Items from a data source
◆ ◆ ◆

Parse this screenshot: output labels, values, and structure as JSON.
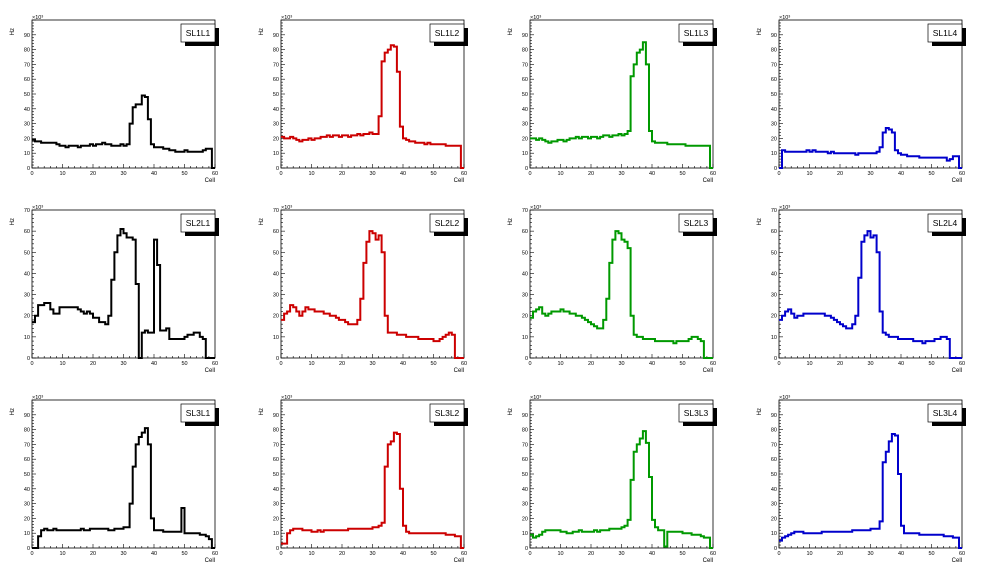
{
  "chart_data": [
    {
      "type": "bar",
      "title": "SL1L1",
      "color": "#000000",
      "xlabel": "Cell",
      "ylabel": "Hz",
      "exponent": "×10³",
      "xlim": [
        0,
        60
      ],
      "ylim": [
        0,
        100
      ],
      "x_tick_labels": [
        "0",
        "10",
        "20",
        "30",
        "40",
        "50",
        "60"
      ],
      "y_tick_labels": [
        "0",
        "10",
        "20",
        "30",
        "40",
        "50",
        "60",
        "70",
        "80",
        "90"
      ],
      "values": [
        19,
        18,
        18,
        17,
        17,
        17,
        17,
        17,
        16,
        15,
        15,
        14,
        15,
        15,
        15,
        14,
        15,
        15,
        15,
        16,
        15,
        16,
        16,
        17,
        16,
        16,
        15,
        15,
        15,
        16,
        15,
        16,
        30,
        41,
        43,
        43,
        49,
        48,
        33,
        16,
        14,
        14,
        14,
        13,
        13,
        12,
        12,
        11,
        11,
        11,
        12,
        11,
        11,
        11,
        11,
        11,
        12,
        13,
        13,
        0
      ]
    },
    {
      "type": "bar",
      "title": "SL1L2",
      "color": "#cc0000",
      "xlabel": "Cell",
      "ylabel": "Hz",
      "exponent": "×10³",
      "xlim": [
        0,
        60
      ],
      "ylim": [
        0,
        100
      ],
      "x_tick_labels": [
        "0",
        "10",
        "20",
        "30",
        "40",
        "50",
        "60"
      ],
      "y_tick_labels": [
        "0",
        "10",
        "20",
        "30",
        "40",
        "50",
        "60",
        "70",
        "80",
        "90"
      ],
      "values": [
        21,
        20,
        20,
        21,
        20,
        19,
        18,
        19,
        19,
        20,
        19,
        20,
        20,
        21,
        21,
        22,
        21,
        22,
        22,
        21,
        22,
        22,
        21,
        22,
        22,
        23,
        22,
        23,
        23,
        24,
        23,
        23,
        35,
        72,
        78,
        80,
        83,
        82,
        65,
        28,
        20,
        19,
        18,
        18,
        17,
        17,
        17,
        16,
        17,
        16,
        16,
        16,
        16,
        16,
        15,
        15,
        15,
        15,
        15,
        0
      ]
    },
    {
      "type": "bar",
      "title": "SL1L3",
      "color": "#009900",
      "xlabel": "Cell",
      "ylabel": "Hz",
      "exponent": "×10³",
      "xlim": [
        0,
        60
      ],
      "ylim": [
        0,
        100
      ],
      "x_tick_labels": [
        "0",
        "10",
        "20",
        "30",
        "40",
        "50",
        "60"
      ],
      "y_tick_labels": [
        "0",
        "10",
        "20",
        "30",
        "40",
        "50",
        "60",
        "70",
        "80",
        "90"
      ],
      "values": [
        20,
        20,
        19,
        20,
        19,
        18,
        17,
        18,
        18,
        19,
        19,
        18,
        19,
        20,
        20,
        21,
        20,
        21,
        21,
        20,
        21,
        21,
        20,
        21,
        22,
        22,
        21,
        22,
        22,
        23,
        22,
        23,
        25,
        62,
        70,
        78,
        80,
        85,
        70,
        25,
        18,
        17,
        17,
        17,
        17,
        16,
        16,
        16,
        16,
        16,
        16,
        15,
        15,
        15,
        15,
        15,
        15,
        15,
        15,
        0
      ]
    },
    {
      "type": "bar",
      "title": "SL1L4",
      "color": "#0000cc",
      "xlabel": "Cell",
      "ylabel": "Hz",
      "exponent": "×10³",
      "xlim": [
        0,
        60
      ],
      "ylim": [
        0,
        100
      ],
      "x_tick_labels": [
        "0",
        "10",
        "20",
        "30",
        "40",
        "50",
        "60"
      ],
      "y_tick_labels": [
        "0",
        "10",
        "20",
        "30",
        "40",
        "50",
        "60",
        "70",
        "80",
        "90"
      ],
      "values": [
        0,
        12,
        11,
        11,
        11,
        11,
        11,
        11,
        11,
        12,
        11,
        12,
        11,
        11,
        11,
        11,
        10,
        11,
        10,
        10,
        10,
        10,
        10,
        10,
        10,
        9,
        10,
        10,
        10,
        10,
        10,
        10,
        11,
        14,
        24,
        27,
        26,
        24,
        12,
        10,
        9,
        9,
        8,
        8,
        8,
        8,
        7,
        7,
        7,
        7,
        7,
        7,
        7,
        7,
        7,
        5,
        6,
        8,
        8,
        0
      ]
    },
    {
      "type": "bar",
      "title": "SL2L1",
      "color": "#000000",
      "xlabel": "Cell",
      "ylabel": "Hz",
      "exponent": "×10³",
      "xlim": [
        0,
        60
      ],
      "ylim": [
        0,
        70
      ],
      "x_tick_labels": [
        "0",
        "10",
        "20",
        "30",
        "40",
        "50",
        "60"
      ],
      "y_tick_labels": [
        "0",
        "10",
        "20",
        "30",
        "40",
        "50",
        "60",
        "70"
      ],
      "values": [
        17,
        20,
        25,
        25,
        26,
        26,
        23,
        21,
        21,
        24,
        24,
        24,
        24,
        24,
        24,
        23,
        22,
        21,
        22,
        21,
        19,
        19,
        17,
        17,
        16,
        20,
        37,
        50,
        58,
        61,
        59,
        57,
        57,
        56,
        35,
        0,
        12,
        13,
        12,
        12,
        56,
        44,
        13,
        13,
        14,
        9,
        9,
        9,
        9,
        9,
        10,
        11,
        11,
        12,
        12,
        10,
        9,
        0,
        0,
        0
      ]
    },
    {
      "type": "bar",
      "title": "SL2L2",
      "color": "#cc0000",
      "xlabel": "Cell",
      "ylabel": "Hz",
      "exponent": "×10³",
      "xlim": [
        0,
        60
      ],
      "ylim": [
        0,
        70
      ],
      "x_tick_labels": [
        "0",
        "10",
        "20",
        "30",
        "40",
        "50",
        "60"
      ],
      "y_tick_labels": [
        "0",
        "10",
        "20",
        "30",
        "40",
        "50",
        "60",
        "70"
      ],
      "values": [
        18,
        21,
        22,
        25,
        24,
        22,
        20,
        22,
        24,
        23,
        23,
        22,
        22,
        22,
        21,
        21,
        20,
        20,
        19,
        18,
        18,
        17,
        16,
        16,
        16,
        18,
        28,
        45,
        55,
        60,
        59,
        56,
        58,
        50,
        20,
        12,
        12,
        12,
        11,
        11,
        11,
        10,
        10,
        10,
        10,
        9,
        9,
        9,
        9,
        9,
        8,
        8,
        9,
        10,
        11,
        12,
        11,
        0,
        0,
        0
      ]
    },
    {
      "type": "bar",
      "title": "SL2L3",
      "color": "#009900",
      "xlabel": "Cell",
      "ylabel": "Hz",
      "exponent": "×10³",
      "xlim": [
        0,
        60
      ],
      "ylim": [
        0,
        70
      ],
      "x_tick_labels": [
        "0",
        "10",
        "20",
        "30",
        "40",
        "50",
        "60"
      ],
      "y_tick_labels": [
        "0",
        "10",
        "20",
        "30",
        "40",
        "50",
        "60",
        "70"
      ],
      "values": [
        19,
        22,
        23,
        24,
        21,
        20,
        21,
        22,
        22,
        22,
        23,
        22,
        22,
        21,
        21,
        20,
        20,
        19,
        18,
        17,
        16,
        15,
        14,
        14,
        18,
        28,
        45,
        56,
        60,
        59,
        56,
        55,
        52,
        20,
        11,
        10,
        10,
        9,
        9,
        9,
        9,
        8,
        8,
        8,
        8,
        8,
        8,
        7,
        8,
        8,
        8,
        8,
        9,
        10,
        10,
        9,
        8,
        0,
        0,
        0
      ]
    },
    {
      "type": "bar",
      "title": "SL2L4",
      "color": "#0000cc",
      "xlabel": "Cell",
      "ylabel": "Hz",
      "exponent": "×10³",
      "xlim": [
        0,
        60
      ],
      "ylim": [
        0,
        70
      ],
      "x_tick_labels": [
        "0",
        "10",
        "20",
        "30",
        "40",
        "50",
        "60"
      ],
      "y_tick_labels": [
        "0",
        "10",
        "20",
        "30",
        "40",
        "50",
        "60",
        "70"
      ],
      "values": [
        18,
        20,
        22,
        23,
        21,
        19,
        20,
        20,
        21,
        21,
        21,
        21,
        21,
        21,
        21,
        20,
        20,
        19,
        18,
        17,
        16,
        15,
        14,
        14,
        16,
        20,
        38,
        55,
        58,
        60,
        57,
        58,
        50,
        22,
        12,
        11,
        10,
        10,
        10,
        9,
        9,
        9,
        9,
        9,
        8,
        8,
        8,
        7,
        8,
        8,
        8,
        9,
        9,
        10,
        10,
        9,
        0,
        0,
        0,
        0
      ]
    },
    {
      "type": "bar",
      "title": "SL3L1",
      "color": "#000000",
      "xlabel": "Cell",
      "ylabel": "Hz",
      "exponent": "×10³",
      "xlim": [
        0,
        60
      ],
      "ylim": [
        0,
        100
      ],
      "x_tick_labels": [
        "0",
        "10",
        "20",
        "30",
        "40",
        "50",
        "60"
      ],
      "y_tick_labels": [
        "0",
        "10",
        "20",
        "30",
        "40",
        "50",
        "60",
        "70",
        "80",
        "90"
      ],
      "values": [
        0,
        0,
        8,
        12,
        13,
        12,
        12,
        13,
        12,
        12,
        12,
        12,
        12,
        12,
        12,
        12,
        13,
        12,
        12,
        13,
        13,
        13,
        13,
        13,
        13,
        12,
        12,
        13,
        13,
        13,
        14,
        14,
        30,
        55,
        70,
        75,
        78,
        81,
        70,
        20,
        12,
        12,
        12,
        11,
        11,
        11,
        11,
        11,
        11,
        27,
        10,
        10,
        10,
        10,
        10,
        9,
        9,
        8,
        6,
        0
      ]
    },
    {
      "type": "bar",
      "title": "SL3L2",
      "color": "#cc0000",
      "xlabel": "Cell",
      "ylabel": "Hz",
      "exponent": "×10³",
      "xlim": [
        0,
        60
      ],
      "ylim": [
        0,
        100
      ],
      "x_tick_labels": [
        "0",
        "10",
        "20",
        "30",
        "40",
        "50",
        "60"
      ],
      "y_tick_labels": [
        "0",
        "10",
        "20",
        "30",
        "40",
        "50",
        "60",
        "70",
        "80",
        "90"
      ],
      "values": [
        3,
        3,
        10,
        12,
        13,
        13,
        13,
        12,
        12,
        12,
        11,
        11,
        12,
        11,
        12,
        12,
        12,
        12,
        12,
        12,
        12,
        12,
        13,
        13,
        13,
        13,
        13,
        13,
        13,
        13,
        14,
        14,
        15,
        17,
        55,
        70,
        72,
        78,
        77,
        40,
        15,
        11,
        10,
        10,
        10,
        10,
        10,
        10,
        10,
        10,
        10,
        10,
        10,
        10,
        9,
        9,
        9,
        8,
        8,
        0
      ]
    },
    {
      "type": "bar",
      "title": "SL3L3",
      "color": "#009900",
      "xlabel": "Cell",
      "ylabel": "Hz",
      "exponent": "×10³",
      "xlim": [
        0,
        60
      ],
      "ylim": [
        0,
        100
      ],
      "x_tick_labels": [
        "0",
        "10",
        "20",
        "30",
        "40",
        "50",
        "60"
      ],
      "y_tick_labels": [
        "0",
        "10",
        "20",
        "30",
        "40",
        "50",
        "60",
        "70",
        "80",
        "90"
      ],
      "values": [
        9,
        7,
        8,
        9,
        11,
        12,
        12,
        12,
        12,
        12,
        11,
        11,
        10,
        10,
        11,
        11,
        12,
        11,
        11,
        11,
        11,
        12,
        11,
        12,
        12,
        12,
        13,
        13,
        13,
        13,
        14,
        15,
        19,
        46,
        65,
        70,
        74,
        79,
        71,
        48,
        19,
        14,
        12,
        12,
        1,
        11,
        11,
        11,
        11,
        11,
        10,
        10,
        10,
        9,
        9,
        9,
        8,
        7,
        7,
        0
      ]
    },
    {
      "type": "bar",
      "title": "SL3L4",
      "color": "#0000cc",
      "xlabel": "Cell",
      "ylabel": "Hz",
      "exponent": "×10³",
      "xlim": [
        0,
        60
      ],
      "ylim": [
        0,
        100
      ],
      "x_tick_labels": [
        "0",
        "10",
        "20",
        "30",
        "40",
        "50",
        "60"
      ],
      "y_tick_labels": [
        "0",
        "10",
        "20",
        "30",
        "40",
        "50",
        "60",
        "70",
        "80",
        "90"
      ],
      "values": [
        5,
        7,
        8,
        9,
        10,
        11,
        11,
        11,
        10,
        10,
        10,
        10,
        10,
        10,
        11,
        11,
        11,
        11,
        11,
        11,
        11,
        11,
        11,
        11,
        12,
        12,
        12,
        12,
        12,
        12,
        13,
        13,
        13,
        18,
        58,
        65,
        72,
        77,
        76,
        50,
        15,
        10,
        10,
        10,
        10,
        10,
        9,
        9,
        9,
        9,
        9,
        9,
        9,
        9,
        8,
        8,
        8,
        7,
        7,
        0
      ]
    }
  ]
}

◆ ◆ ◆

### What you have to do
Identify the lines of the data that contain the word "title". Copy each of them.

### Solution
      "title": "SL1L1",
      "title": "SL1L2",
      "title": "SL1L3",
      "title": "SL1L4",
      "title": "SL2L1",
      "title": "SL2L2",
      "title": "SL2L3",
      "title": "SL2L4",
      "title": "SL3L1",
      "title": "SL3L2",
      "title": "SL3L3",
      "title": "SL3L4",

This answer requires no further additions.